Collection entries.
# # # #

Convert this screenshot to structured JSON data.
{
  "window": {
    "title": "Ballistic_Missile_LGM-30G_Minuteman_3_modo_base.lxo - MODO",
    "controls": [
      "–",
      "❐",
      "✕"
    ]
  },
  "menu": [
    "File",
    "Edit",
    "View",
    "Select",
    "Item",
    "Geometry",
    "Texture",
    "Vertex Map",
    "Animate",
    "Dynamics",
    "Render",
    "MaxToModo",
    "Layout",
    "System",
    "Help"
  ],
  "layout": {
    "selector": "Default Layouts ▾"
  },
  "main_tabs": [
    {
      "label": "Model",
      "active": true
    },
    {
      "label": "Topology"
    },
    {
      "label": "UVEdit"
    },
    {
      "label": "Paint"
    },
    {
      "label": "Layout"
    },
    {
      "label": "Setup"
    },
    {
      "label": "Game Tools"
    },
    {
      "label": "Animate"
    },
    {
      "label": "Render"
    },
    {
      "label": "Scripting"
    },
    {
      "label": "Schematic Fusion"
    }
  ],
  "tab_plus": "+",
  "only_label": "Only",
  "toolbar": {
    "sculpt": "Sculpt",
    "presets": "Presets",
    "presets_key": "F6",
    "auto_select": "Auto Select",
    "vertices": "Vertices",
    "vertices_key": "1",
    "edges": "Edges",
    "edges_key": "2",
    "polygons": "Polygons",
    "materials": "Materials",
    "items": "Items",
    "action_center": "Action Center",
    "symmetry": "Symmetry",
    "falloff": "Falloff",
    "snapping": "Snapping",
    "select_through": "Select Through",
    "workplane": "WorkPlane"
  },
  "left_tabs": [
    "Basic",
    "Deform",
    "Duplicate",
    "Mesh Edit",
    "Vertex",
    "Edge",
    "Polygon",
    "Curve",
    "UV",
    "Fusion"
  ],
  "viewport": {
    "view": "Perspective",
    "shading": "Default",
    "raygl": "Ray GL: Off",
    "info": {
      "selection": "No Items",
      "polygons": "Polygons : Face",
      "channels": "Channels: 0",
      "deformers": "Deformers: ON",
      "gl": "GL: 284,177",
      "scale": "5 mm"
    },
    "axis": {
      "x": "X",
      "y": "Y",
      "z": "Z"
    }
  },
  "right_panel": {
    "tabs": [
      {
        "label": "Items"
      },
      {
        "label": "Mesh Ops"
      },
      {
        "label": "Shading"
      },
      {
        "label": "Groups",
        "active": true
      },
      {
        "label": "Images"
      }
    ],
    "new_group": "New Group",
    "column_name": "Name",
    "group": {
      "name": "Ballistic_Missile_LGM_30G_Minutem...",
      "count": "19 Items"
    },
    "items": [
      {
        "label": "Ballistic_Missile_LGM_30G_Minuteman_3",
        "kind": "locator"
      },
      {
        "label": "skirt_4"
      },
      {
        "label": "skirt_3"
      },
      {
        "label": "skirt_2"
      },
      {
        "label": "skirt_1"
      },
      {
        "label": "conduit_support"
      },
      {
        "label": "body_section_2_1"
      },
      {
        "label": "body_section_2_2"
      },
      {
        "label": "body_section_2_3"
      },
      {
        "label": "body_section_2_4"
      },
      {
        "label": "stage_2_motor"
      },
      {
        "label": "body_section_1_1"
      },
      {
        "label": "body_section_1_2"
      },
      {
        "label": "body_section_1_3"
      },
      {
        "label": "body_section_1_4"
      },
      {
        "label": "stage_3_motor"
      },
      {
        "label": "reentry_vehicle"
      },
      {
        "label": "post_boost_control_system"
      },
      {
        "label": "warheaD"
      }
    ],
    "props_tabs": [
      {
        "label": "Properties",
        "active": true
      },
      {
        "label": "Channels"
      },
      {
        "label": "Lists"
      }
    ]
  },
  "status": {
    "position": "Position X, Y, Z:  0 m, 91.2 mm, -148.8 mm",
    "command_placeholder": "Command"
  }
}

# # # #

Aim of the task.
Reproduce each entry word for word.

Finished answer.
Convert this screenshot to structured JSON data.
{
  "window": {
    "title": "Ballistic_Missile_LGM-30G_Minuteman_3_modo_base.lxo - MODO",
    "controls": [
      "–",
      "❐",
      "✕"
    ]
  },
  "menu": [
    "File",
    "Edit",
    "View",
    "Select",
    "Item",
    "Geometry",
    "Texture",
    "Vertex Map",
    "Animate",
    "Dynamics",
    "Render",
    "MaxToModo",
    "Layout",
    "System",
    "Help"
  ],
  "layout": {
    "selector": "Default Layouts ▾"
  },
  "main_tabs": [
    {
      "label": "Model",
      "active": true
    },
    {
      "label": "Topology"
    },
    {
      "label": "UVEdit"
    },
    {
      "label": "Paint"
    },
    {
      "label": "Layout"
    },
    {
      "label": "Setup"
    },
    {
      "label": "Game Tools"
    },
    {
      "label": "Animate"
    },
    {
      "label": "Render"
    },
    {
      "label": "Scripting"
    },
    {
      "label": "Schematic Fusion"
    }
  ],
  "tab_plus": "+",
  "only_label": "Only",
  "toolbar": {
    "sculpt": "Sculpt",
    "presets": "Presets",
    "presets_key": "F6",
    "auto_select": "Auto Select",
    "vertices": "Vertices",
    "vertices_key": "1",
    "edges": "Edges",
    "edges_key": "2",
    "polygons": "Polygons",
    "materials": "Materials",
    "items": "Items",
    "action_center": "Action Center",
    "symmetry": "Symmetry",
    "falloff": "Falloff",
    "snapping": "Snapping",
    "select_through": "Select Through",
    "workplane": "WorkPlane"
  },
  "left_tabs": [
    "Basic",
    "Deform",
    "Duplicate",
    "Mesh Edit",
    "Vertex",
    "Edge",
    "Polygon",
    "Curve",
    "UV",
    "Fusion"
  ],
  "viewport": {
    "view": "Perspective",
    "shading": "Default",
    "raygl": "Ray GL: Off",
    "info": {
      "selection": "No Items",
      "polygons": "Polygons : Face",
      "channels": "Channels: 0",
      "deformers": "Deformers: ON",
      "gl": "GL: 284,177",
      "scale": "5 mm"
    },
    "axis": {
      "x": "X",
      "y": "Y",
      "z": "Z"
    }
  },
  "right_panel": {
    "tabs": [
      {
        "label": "Items"
      },
      {
        "label": "Mesh Ops"
      },
      {
        "label": "Shading"
      },
      {
        "label": "Groups",
        "active": true
      },
      {
        "label": "Images"
      }
    ],
    "new_group": "New Group",
    "column_name": "Name",
    "group": {
      "name": "Ballistic_Missile_LGM_30G_Minutem...",
      "count": "19 Items"
    },
    "items": [
      {
        "label": "Ballistic_Missile_LGM_30G_Minuteman_3",
        "kind": "locator"
      },
      {
        "label": "skirt_4"
      },
      {
        "label": "skirt_3"
      },
      {
        "label": "skirt_2"
      },
      {
        "label": "skirt_1"
      },
      {
        "label": "conduit_support"
      },
      {
        "label": "body_section_2_1"
      },
      {
        "label": "body_section_2_2"
      },
      {
        "label": "body_section_2_3"
      },
      {
        "label": "body_section_2_4"
      },
      {
        "label": "stage_2_motor"
      },
      {
        "label": "body_section_1_1"
      },
      {
        "label": "body_section_1_2"
      },
      {
        "label": "body_section_1_3"
      },
      {
        "label": "body_section_1_4"
      },
      {
        "label": "stage_3_motor"
      },
      {
        "label": "reentry_vehicle"
      },
      {
        "label": "post_boost_control_system"
      },
      {
        "label": "warheaD"
      }
    ],
    "props_tabs": [
      {
        "label": "Properties",
        "active": true
      },
      {
        "label": "Channels"
      },
      {
        "label": "Lists"
      }
    ]
  },
  "status": {
    "position": "Position X, Y, Z:  0 m, 91.2 mm, -148.8 mm",
    "command_placeholder": "Command"
  }
}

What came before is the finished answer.